Dataset items:
============
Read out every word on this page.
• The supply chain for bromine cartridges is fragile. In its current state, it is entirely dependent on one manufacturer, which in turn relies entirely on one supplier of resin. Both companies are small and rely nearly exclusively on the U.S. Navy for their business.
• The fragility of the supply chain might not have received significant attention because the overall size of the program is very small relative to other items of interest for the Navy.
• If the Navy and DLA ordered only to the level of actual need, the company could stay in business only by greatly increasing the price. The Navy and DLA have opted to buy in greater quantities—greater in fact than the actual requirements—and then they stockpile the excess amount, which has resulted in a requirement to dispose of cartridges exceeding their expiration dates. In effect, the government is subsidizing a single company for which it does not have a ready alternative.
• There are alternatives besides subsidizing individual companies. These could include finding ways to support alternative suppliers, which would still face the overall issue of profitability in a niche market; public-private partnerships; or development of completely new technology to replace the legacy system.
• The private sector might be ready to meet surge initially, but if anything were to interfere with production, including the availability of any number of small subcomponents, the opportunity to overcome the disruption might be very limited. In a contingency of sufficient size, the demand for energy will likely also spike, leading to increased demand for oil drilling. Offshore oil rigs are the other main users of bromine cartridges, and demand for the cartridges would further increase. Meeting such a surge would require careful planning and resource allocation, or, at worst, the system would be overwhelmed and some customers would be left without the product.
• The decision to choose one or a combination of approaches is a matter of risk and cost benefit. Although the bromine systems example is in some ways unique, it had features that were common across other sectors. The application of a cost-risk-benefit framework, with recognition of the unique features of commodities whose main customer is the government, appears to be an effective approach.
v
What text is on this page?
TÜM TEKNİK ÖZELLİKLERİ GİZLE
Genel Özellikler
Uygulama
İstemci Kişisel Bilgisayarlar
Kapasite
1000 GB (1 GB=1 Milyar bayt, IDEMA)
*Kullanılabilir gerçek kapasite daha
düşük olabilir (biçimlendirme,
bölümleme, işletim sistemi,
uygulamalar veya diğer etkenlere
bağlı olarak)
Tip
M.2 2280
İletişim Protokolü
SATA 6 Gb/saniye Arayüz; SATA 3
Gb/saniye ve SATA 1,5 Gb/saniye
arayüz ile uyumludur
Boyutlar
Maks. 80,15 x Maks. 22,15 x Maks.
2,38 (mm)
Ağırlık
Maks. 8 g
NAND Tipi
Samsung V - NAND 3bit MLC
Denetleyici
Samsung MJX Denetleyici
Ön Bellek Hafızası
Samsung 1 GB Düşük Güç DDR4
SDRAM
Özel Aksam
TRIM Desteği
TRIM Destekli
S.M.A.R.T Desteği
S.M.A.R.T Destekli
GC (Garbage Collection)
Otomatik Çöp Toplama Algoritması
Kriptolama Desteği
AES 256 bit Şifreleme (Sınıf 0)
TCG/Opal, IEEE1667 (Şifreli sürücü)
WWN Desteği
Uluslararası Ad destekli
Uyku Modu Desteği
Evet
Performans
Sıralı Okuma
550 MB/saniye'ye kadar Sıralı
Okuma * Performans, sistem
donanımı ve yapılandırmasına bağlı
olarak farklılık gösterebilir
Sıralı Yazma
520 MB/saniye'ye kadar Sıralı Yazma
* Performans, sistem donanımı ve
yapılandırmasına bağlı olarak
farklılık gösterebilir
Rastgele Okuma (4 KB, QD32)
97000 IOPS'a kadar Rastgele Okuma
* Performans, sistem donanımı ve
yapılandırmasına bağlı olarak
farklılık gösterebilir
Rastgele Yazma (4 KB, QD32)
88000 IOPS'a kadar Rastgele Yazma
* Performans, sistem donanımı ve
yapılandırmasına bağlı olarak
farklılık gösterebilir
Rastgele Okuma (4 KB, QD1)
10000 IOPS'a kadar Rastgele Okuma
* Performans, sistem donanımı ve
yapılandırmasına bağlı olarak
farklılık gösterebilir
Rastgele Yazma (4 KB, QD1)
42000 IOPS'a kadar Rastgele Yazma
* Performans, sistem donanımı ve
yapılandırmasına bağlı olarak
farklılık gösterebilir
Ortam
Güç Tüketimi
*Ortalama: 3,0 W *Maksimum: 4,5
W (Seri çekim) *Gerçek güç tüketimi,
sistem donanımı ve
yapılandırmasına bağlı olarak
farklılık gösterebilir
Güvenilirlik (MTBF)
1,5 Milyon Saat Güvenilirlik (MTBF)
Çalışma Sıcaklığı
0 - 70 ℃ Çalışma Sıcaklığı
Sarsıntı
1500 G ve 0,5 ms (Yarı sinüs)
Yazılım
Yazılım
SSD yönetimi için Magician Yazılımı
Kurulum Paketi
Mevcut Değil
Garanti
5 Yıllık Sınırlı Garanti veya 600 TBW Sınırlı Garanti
============
• Written problem: Set all of the entries down again, exactly as they were given.

• Task answer:
Read out every word on this page.
• The supply chain for bromine cartridges is fragile. In its current state, it is entirely dependent on one manufacturer, which in turn relies entirely on one supplier of resin. Both companies are small and rely nearly exclusively on the U.S. Navy for their business.
• The fragility of the supply chain might not have received significant attention because the overall size of the program is very small relative to other items of interest for the Navy.
• If the Navy and DLA ordered only to the level of actual need, the company could stay in business only by greatly increasing the price. The Navy and DLA have opted to buy in greater quantities—greater in fact than the actual requirements—and then they stockpile the excess amount, which has resulted in a requirement to dispose of cartridges exceeding their expiration dates. In effect, the government is subsidizing a single company for which it does not have a ready alternative.
• There are alternatives besides subsidizing individual companies. These could include finding ways to support alternative suppliers, which would still face the overall issue of profitability in a niche market; public-private partnerships; or development of completely new technology to replace the legacy system.
• The private sector might be ready to meet surge initially, but if anything were to interfere with production, including the availability of any number of small subcomponents, the opportunity to overcome the disruption might be very limited. In a contingency of sufficient size, the demand for energy will likely also spike, leading to increased demand for oil drilling. Offshore oil rigs are the other main users of bromine cartridges, and demand for the cartridges would further increase. Meeting such a surge would require careful planning and resource allocation, or, at worst, the system would be overwhelmed and some customers would be left without the product.
• The decision to choose one or a combination of approaches is a matter of risk and cost benefit. Although the bromine systems example is in some ways unique, it had features that were common across other sectors. The application of a cost-risk-benefit framework, with recognition of the unique features of commodities whose main customer is the government, appears to be an effective approach.
v
What text is on this page?
TÜM TEKNİK ÖZELLİKLERİ GİZLE
Genel Özellikler
Uygulama
İstemci Kişisel Bilgisayarlar
Kapasite
1000 GB (1 GB=1 Milyar bayt, IDEMA)
*Kullanılabilir gerçek kapasite daha
düşük olabilir (biçimlendirme,
bölümleme, işletim sistemi,
uygulamalar veya diğer etkenlere
bağlı olarak)
Tip
M.2 2280
İletişim Protokolü
SATA 6 Gb/saniye Arayüz; SATA 3
Gb/saniye ve SATA 1,5 Gb/saniye
arayüz ile uyumludur
Boyutlar
Maks. 80,15 x Maks. 22,15 x Maks.
2,38 (mm)
Ağırlık
Maks. 8 g
NAND Tipi
Samsung V - NAND 3bit MLC
Denetleyici
Samsung MJX Denetleyici
Ön Bellek Hafızası
Samsung 1 GB Düşük Güç DDR4
SDRAM
Özel Aksam
TRIM Desteği
TRIM Destekli
S.M.A.R.T Desteği
S.M.A.R.T Destekli
GC (Garbage Collection)
Otomatik Çöp Toplama Algoritması
Kriptolama Desteği
AES 256 bit Şifreleme (Sınıf 0)
TCG/Opal, IEEE1667 (Şifreli sürücü)
WWN Desteği
Uluslararası Ad destekli
Uyku Modu Desteği
Evet
Performans
Sıralı Okuma
550 MB/saniye'ye kadar Sıralı
Okuma * Performans, sistem
donanımı ve yapılandırmasına bağlı
olarak farklılık gösterebilir
Sıralı Yazma
520 MB/saniye'ye kadar Sıralı Yazma
* Performans, sistem donanımı ve
yapılandırmasına bağlı olarak
farklılık gösterebilir
Rastgele Okuma (4 KB, QD32)
97000 IOPS'a kadar Rastgele Okuma
* Performans, sistem donanımı ve
yapılandırmasına bağlı olarak
farklılık gösterebilir
Rastgele Yazma (4 KB, QD32)
88000 IOPS'a kadar Rastgele Yazma
* Performans, sistem donanımı ve
yapılandırmasına bağlı olarak
farklılık gösterebilir
Rastgele Okuma (4 KB, QD1)
10000 IOPS'a kadar Rastgele Okuma
* Performans, sistem donanımı ve
yapılandırmasına bağlı olarak
farklılık gösterebilir
Rastgele Yazma (4 KB, QD1)
42000 IOPS'a kadar Rastgele Yazma
* Performans, sistem donanımı ve
yapılandırmasına bağlı olarak
farklılık gösterebilir
Ortam
Güç Tüketimi
*Ortalama: 3,0 W *Maksimum: 4,5
W (Seri çekim) *Gerçek güç tüketimi,
sistem donanımı ve
yapılandırmasına bağlı olarak
farklılık gösterebilir
Güvenilirlik (MTBF)
1,5 Milyon Saat Güvenilirlik (MTBF)
Çalışma Sıcaklığı
0 - 70 ℃ Çalışma Sıcaklığı
Sarsıntı
1500 G ve 0,5 ms (Yarı sinüs)
Yazılım
Yazılım
SSD yönetimi için Magician Yazılımı
Kurulum Paketi
Mevcut Değil
Garanti
5 Yıllık Sınırlı Garanti veya 600 TBW Sınırlı Garanti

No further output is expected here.